— start Supplied data —

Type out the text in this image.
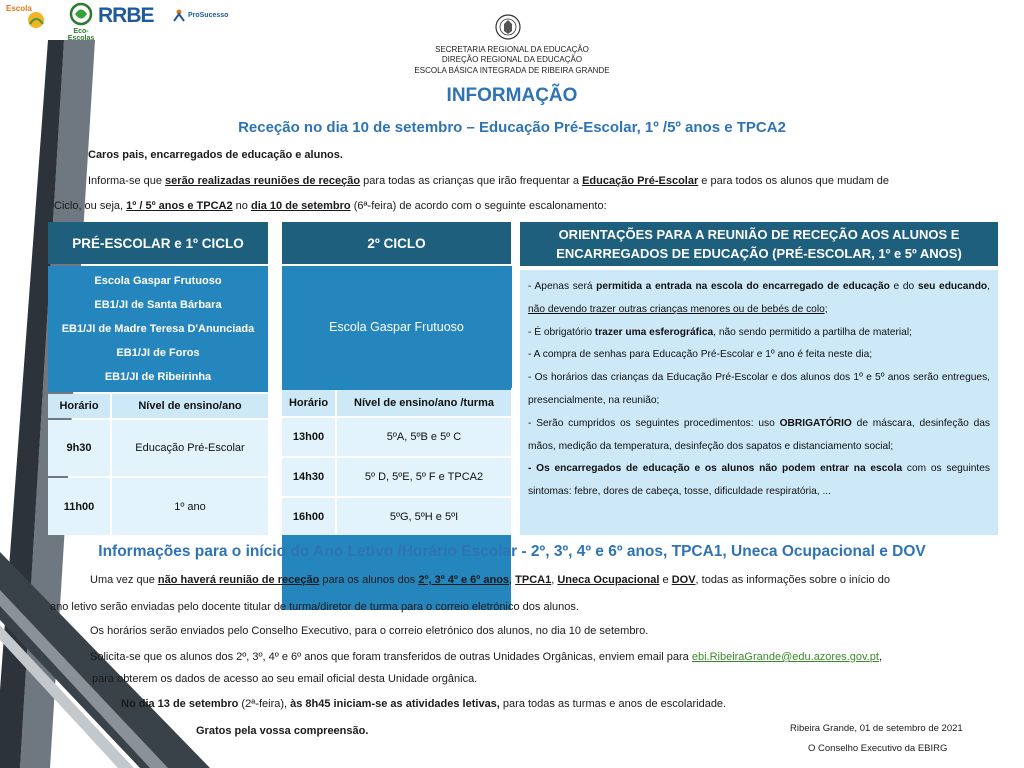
Escola
Eco-Escolas
RRBE	ProSucesso
SECRETARIA REGIONAL DA EDUCAÇÃO
DIREÇÃO REGIONAL DA EDUCAÇÃO
ESCOLA BÁSICA INTEGRADA DE RIBEIRA GRANDE
INFORMAÇÃO
Receção no dia 10 de setembro – Educação Pré-Escolar, 1º /5º anos e TPCA2
Caros pais, encarregados de educação e alunos.
Informa-se que serão realizadas reuniões de receção para todas as crianças que irão frequentar a Educação Pré-Escolar e para todos os alunos que mudam de
Ciclo, ou seja, 1º / 5º anos e TPCA2 no dia 10 de setembro (6ª-feira) de acordo com o seguinte escalonamento:
PRÉ-ESCOLAR e 1º CICLO
Escola Gaspar Frutuoso
EB1/JI de Santa Bárbara
EB1/JI de Madre Teresa D'Anunciada
EB1/JI de Foros
EB1/JI de Ribeirinha
Horário	Nível de ensino/ano
9h30	Educação Pré-Escolar
11h00	1º ano
2º CICLO
Escola Gaspar Frutuoso
Horário	Nível de ensino/ano /turma
13h00	5ºA, 5ºB e 5º C
14h30	5º D, 5ºE, 5º F e TPCA2
16h00	5ºG, 5ºH e 5ºI
ORIENTAÇÕES PARA A REUNIÃO DE RECEÇÃO AOS ALUNOS E ENCARREGADOS DE EDUCAÇÃO (PRÉ-ESCOLAR, 1º e 5º ANOS)

- Apenas será permitida a entrada na escola do encarregado de educação e do seu educando, não devendo trazer outras crianças menores ou de bebés de colo;

- É obrigatório trazer uma esferográfica, não sendo permitido a partilha de material;

- A compra de senhas para Educação Pré-Escolar e 1º ano é feita neste dia;

- Os horários das crianças da Educação Pré-Escolar e dos alunos dos 1º e 5º anos serão entregues, presencialmente, na reunião;

- Serão cumpridos os seguintes procedimentos: uso OBRIGATÓRIO de máscara, desinfeção das mãos, medição da temperatura, desinfeção dos sapatos e distanciamento social;

- Os encarregados de educação e os alunos não podem entrar na escola com os seguintes sintomas: febre, dores de cabeça, tosse, dificuldade respiratória, ...

Informações para o início do Ano Letivo /Horário Escolar - 2º, 3º, 4º e 6º anos, TPCA1, Uneca Ocupacional e DOV
Uma vez que não haverá reunião de receção para os alunos dos 2º, 3º 4º e 6º anos, TPCA1, Uneca Ocupacional e DOV, todas as informações sobre o início do
ano letivo serão enviadas pelo docente titular de turma/diretor de turma para o correio eletrónico dos alunos.
Os horários serão enviados pelo Conselho Executivo, para o correio eletrónico dos alunos, no dia 10 de setembro.
Solicita-se que os alunos dos 2º, 3º, 4º e 6º anos que foram transferidos de outras Unidades Orgânicas, enviem email para ebi.RibeiraGrande@edu.azores.gov.pt,
para obterem os dados de acesso ao seu email oficial desta Unidade orgânica.
No dia 13 de setembro (2ª-feira), às 8h45 iniciam-se as atividades letivas, para todas as turmas e anos de escolaridade.
Gratos pela vossa compreensão.	Ribeira Grande, 01 de setembro de 2021
O Conselho Executivo da EBIRG
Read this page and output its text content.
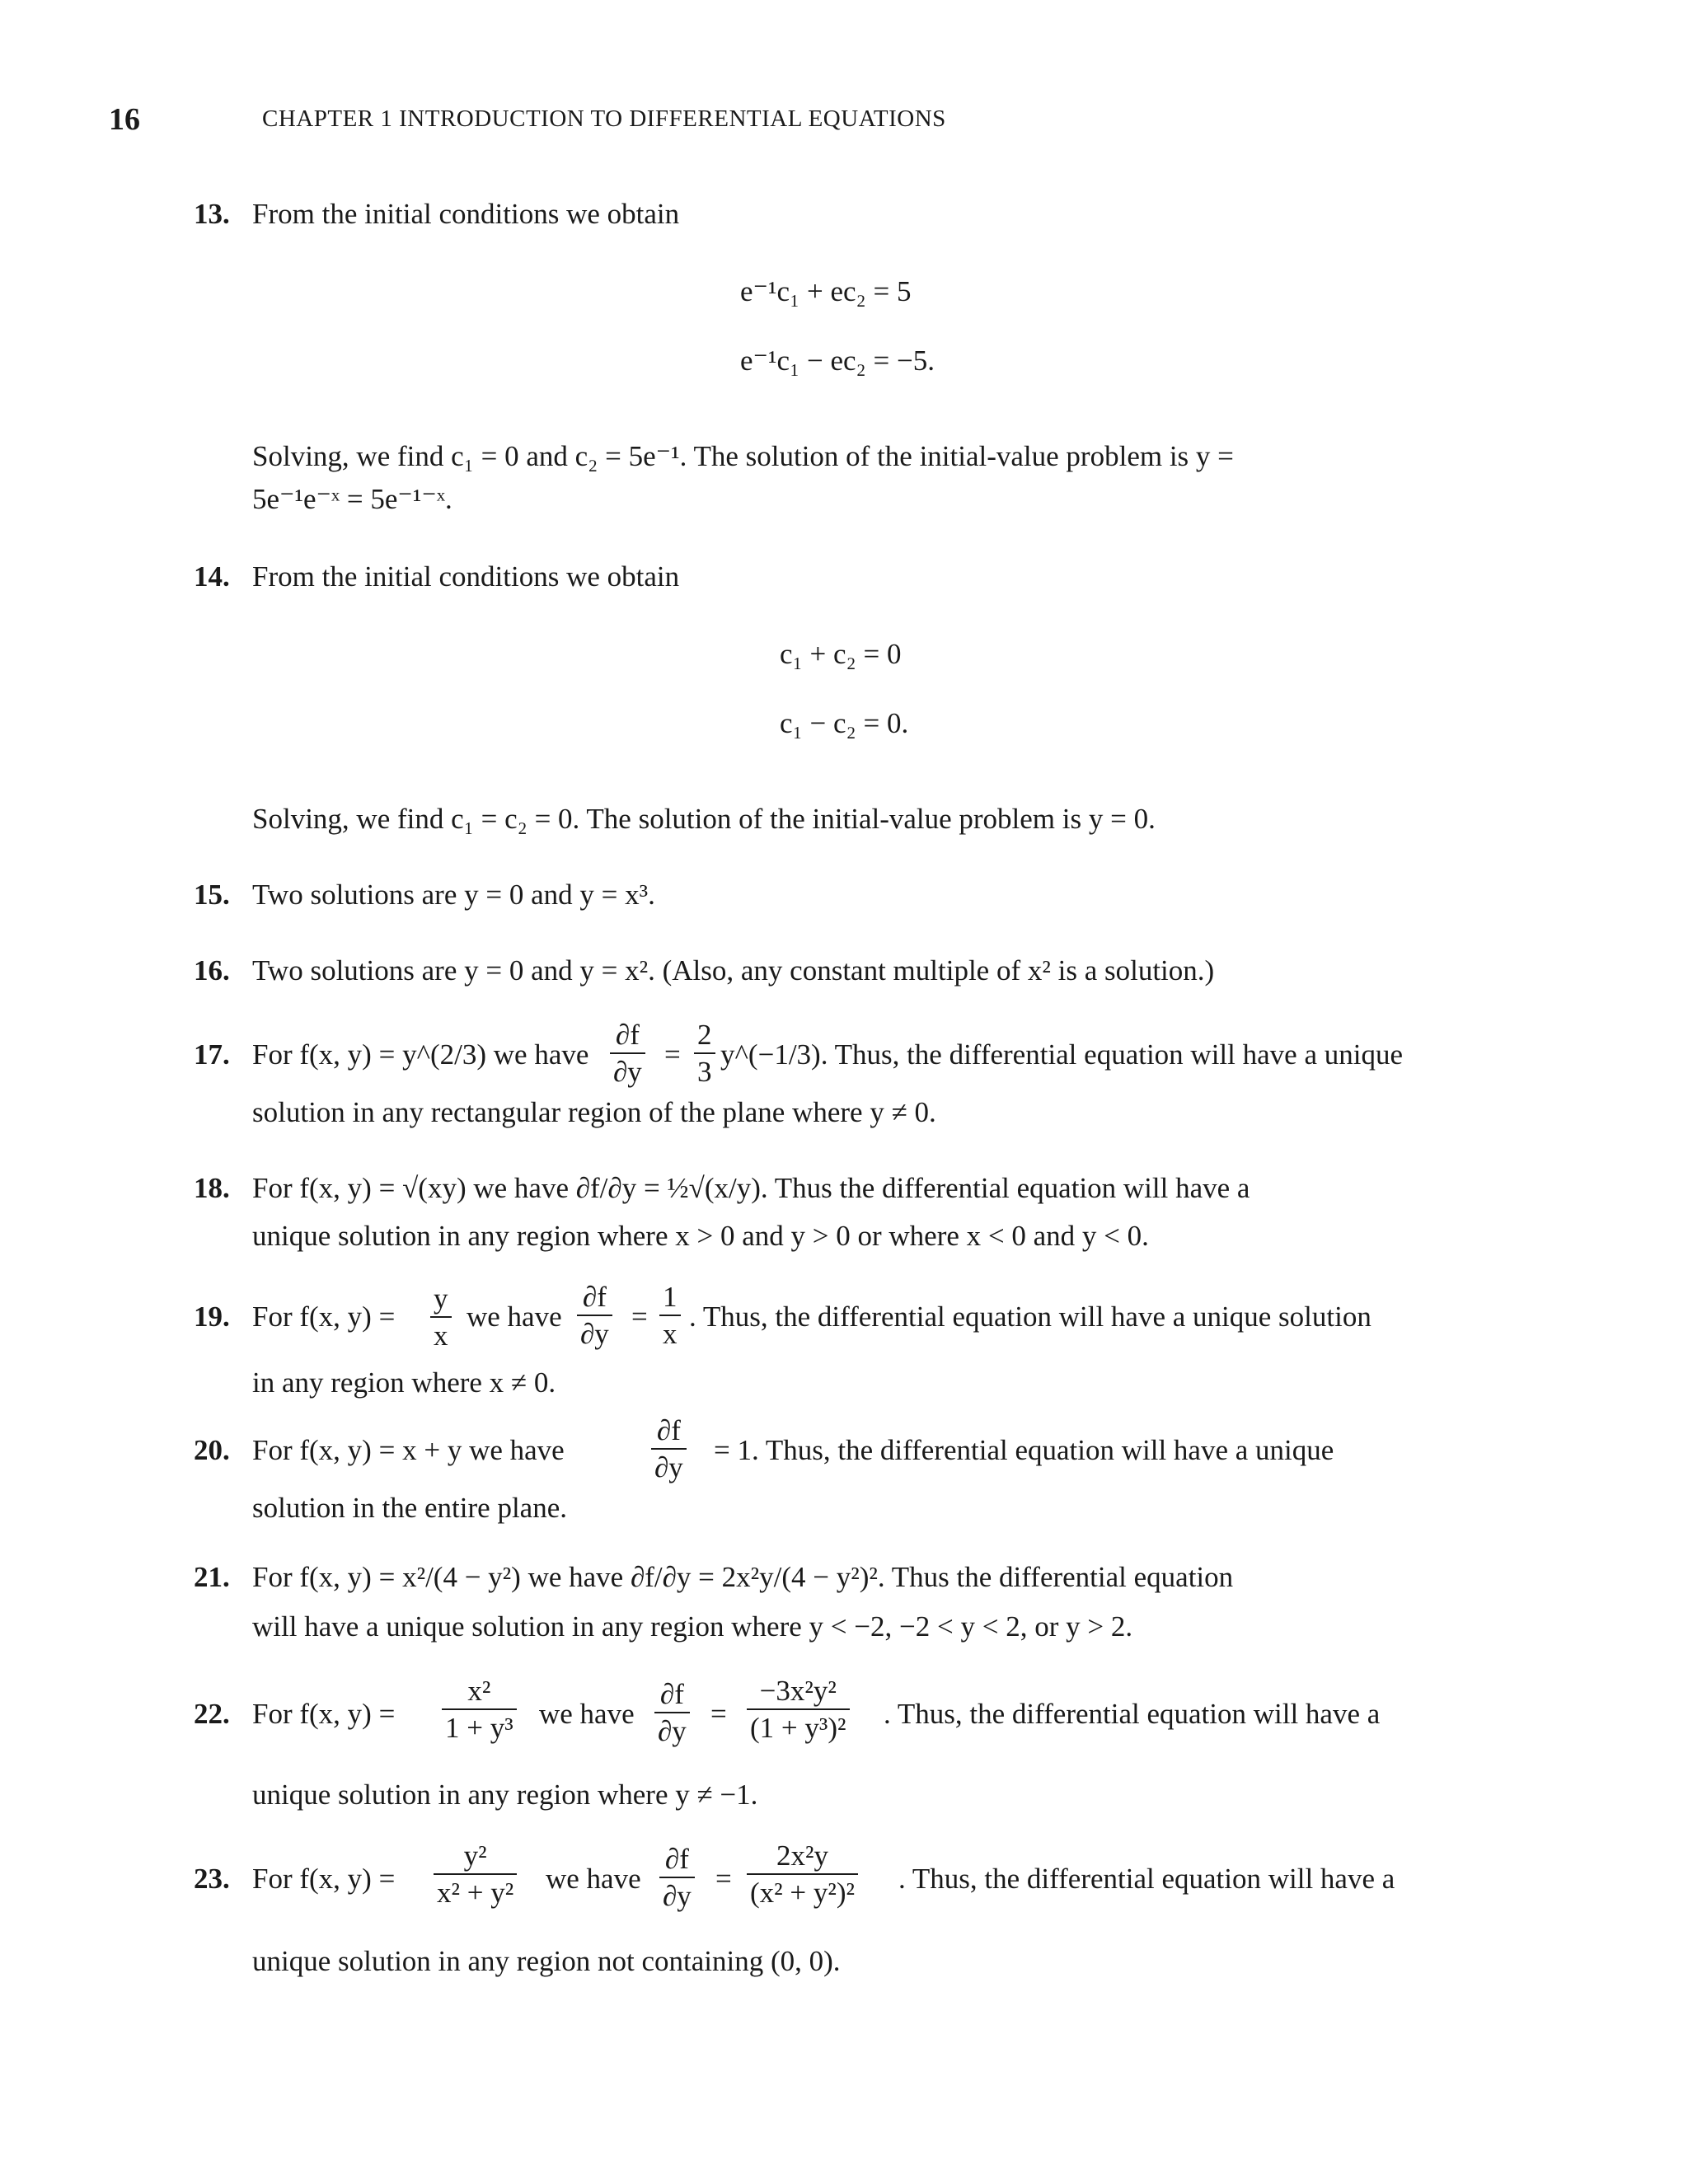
16	CHAPTER 1 INTRODUCTION TO DIFFERENTIAL EQUATIONS
13. From the initial conditions we obtain
e⁻¹c₁ + ec₂ = 5
e⁻¹c₁ − ec₂ = −5.
Solving, we find c₁ = 0 and c₂ = 5e⁻¹. The solution of the initial-value problem is y =
5e⁻¹e⁻ˣ = 5e⁻¹⁻ˣ.
14. From the initial conditions we obtain
c₁ + c₂ = 0
c₁ − c₂ = 0.
Solving, we find c₁ = c₂ = 0. The solution of the initial-value problem is y = 0.
15. Two solutions are y = 0 and y = x³.
16. Two solutions are y = 0 and y = x². (Also, any constant multiple of x² is a solution.)
17. For f(x, y) = y^(2/3) we have
∂f
∂y
=
2
3
y^(−1/3). Thus, the differential equation will have a unique
solution in any rectangular region of the plane where y ≠ 0.
18. For f(x, y) = √(xy) we have ∂f/∂y = ½√(x/y). Thus the differential equation will have a
unique solution in any region where x > 0 and y > 0 or where x < 0 and y < 0.
19. For f(x, y) =
y
x
we have
∂f
∂y
=
1
x
. Thus, the differential equation will have a unique solution
in any region where x ≠ 0.
20. For f(x, y) = x + y we have
∂f
∂y
= 1. Thus, the differential equation will have a unique
solution in the entire plane.
21. For f(x, y) = x²/(4 − y²) we have ∂f/∂y = 2x²y/(4 − y²)². Thus the differential equation
will have a unique solution in any region where y < −2, −2 < y < 2, or y > 2.
22. For f(x, y) =
x²
1 + y³ we have
∂f
∂y
=
−3x²y²
(1 + y³)² . Thus, the differential equation will have a
unique solution in any region where y ≠ −1.
23. For f(x, y) =
y²
x² + y² we have
∂f
∂y
=
2x²y
(x² + y²)² . Thus, the differential equation will have a
unique solution in any region not containing (0, 0).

— end Supplied data —

**The problem**
How many lines of these entries contain "Nível"? Answer with the number and nothing else.

**Response to the task**
2